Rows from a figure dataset
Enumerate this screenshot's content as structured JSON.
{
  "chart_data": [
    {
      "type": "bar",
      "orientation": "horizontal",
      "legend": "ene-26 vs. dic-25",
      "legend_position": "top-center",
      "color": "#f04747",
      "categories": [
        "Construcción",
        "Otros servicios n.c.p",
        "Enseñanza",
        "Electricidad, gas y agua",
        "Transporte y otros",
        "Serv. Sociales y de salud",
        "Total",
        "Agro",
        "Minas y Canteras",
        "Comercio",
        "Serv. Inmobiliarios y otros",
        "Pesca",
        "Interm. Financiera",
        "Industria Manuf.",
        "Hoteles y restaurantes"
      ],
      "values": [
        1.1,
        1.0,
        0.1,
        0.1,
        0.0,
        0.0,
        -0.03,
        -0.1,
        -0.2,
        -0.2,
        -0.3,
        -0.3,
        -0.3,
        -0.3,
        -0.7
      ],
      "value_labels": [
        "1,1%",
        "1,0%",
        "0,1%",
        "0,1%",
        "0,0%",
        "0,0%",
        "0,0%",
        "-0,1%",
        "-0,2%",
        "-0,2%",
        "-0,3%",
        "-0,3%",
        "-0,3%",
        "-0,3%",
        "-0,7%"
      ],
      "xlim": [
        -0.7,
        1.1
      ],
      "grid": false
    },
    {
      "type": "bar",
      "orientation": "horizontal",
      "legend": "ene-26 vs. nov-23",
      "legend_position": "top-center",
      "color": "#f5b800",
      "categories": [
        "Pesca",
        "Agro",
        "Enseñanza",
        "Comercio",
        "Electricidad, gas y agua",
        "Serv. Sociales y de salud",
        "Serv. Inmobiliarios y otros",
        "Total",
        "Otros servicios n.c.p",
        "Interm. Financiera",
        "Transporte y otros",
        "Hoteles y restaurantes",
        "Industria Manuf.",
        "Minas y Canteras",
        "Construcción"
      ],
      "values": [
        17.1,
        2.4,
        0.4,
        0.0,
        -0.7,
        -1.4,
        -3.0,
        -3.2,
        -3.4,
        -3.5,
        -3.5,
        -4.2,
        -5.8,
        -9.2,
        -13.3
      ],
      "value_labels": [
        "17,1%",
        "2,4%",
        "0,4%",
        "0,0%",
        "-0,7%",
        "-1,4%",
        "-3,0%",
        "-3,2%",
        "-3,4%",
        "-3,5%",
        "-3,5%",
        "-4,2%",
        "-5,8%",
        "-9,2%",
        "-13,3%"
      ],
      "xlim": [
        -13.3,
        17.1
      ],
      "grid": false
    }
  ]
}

- _Task statement_
Transcribe every entry verbatim.

- _Answer to this task_
Enumerate this screenshot's content as structured JSON.
{
  "chart_data": [
    {
      "type": "bar",
      "orientation": "horizontal",
      "legend": "ene-26 vs. dic-25",
      "legend_position": "top-center",
      "color": "#f04747",
      "categories": [
        "Construcción",
        "Otros servicios n.c.p",
        "Enseñanza",
        "Electricidad, gas y agua",
        "Transporte y otros",
        "Serv. Sociales y de salud",
        "Total",
        "Agro",
        "Minas y Canteras",
        "Comercio",
        "Serv. Inmobiliarios y otros",
        "Pesca",
        "Interm. Financiera",
        "Industria Manuf.",
        "Hoteles y restaurantes"
      ],
      "values": [
        1.1,
        1.0,
        0.1,
        0.1,
        0.0,
        0.0,
        -0.03,
        -0.1,
        -0.2,
        -0.2,
        -0.3,
        -0.3,
        -0.3,
        -0.3,
        -0.7
      ],
      "value_labels": [
        "1,1%",
        "1,0%",
        "0,1%",
        "0,1%",
        "0,0%",
        "0,0%",
        "0,0%",
        "-0,1%",
        "-0,2%",
        "-0,2%",
        "-0,3%",
        "-0,3%",
        "-0,3%",
        "-0,3%",
        "-0,7%"
      ],
      "xlim": [
        -0.7,
        1.1
      ],
      "grid": false
    },
    {
      "type": "bar",
      "orientation": "horizontal",
      "legend": "ene-26 vs. nov-23",
      "legend_position": "top-center",
      "color": "#f5b800",
      "categories": [
        "Pesca",
        "Agro",
        "Enseñanza",
        "Comercio",
        "Electricidad, gas y agua",
        "Serv. Sociales y de salud",
        "Serv. Inmobiliarios y otros",
        "Total",
        "Otros servicios n.c.p",
        "Interm. Financiera",
        "Transporte y otros",
        "Hoteles y restaurantes",
        "Industria Manuf.",
        "Minas y Canteras",
        "Construcción"
      ],
      "values": [
        17.1,
        2.4,
        0.4,
        0.0,
        -0.7,
        -1.4,
        -3.0,
        -3.2,
        -3.4,
        -3.5,
        -3.5,
        -4.2,
        -5.8,
        -9.2,
        -13.3
      ],
      "value_labels": [
        "17,1%",
        "2,4%",
        "0,4%",
        "0,0%",
        "-0,7%",
        "-1,4%",
        "-3,0%",
        "-3,2%",
        "-3,4%",
        "-3,5%",
        "-3,5%",
        "-4,2%",
        "-5,8%",
        "-9,2%",
        "-13,3%"
      ],
      "xlim": [
        -13.3,
        17.1
      ],
      "grid": false
    }
  ]
}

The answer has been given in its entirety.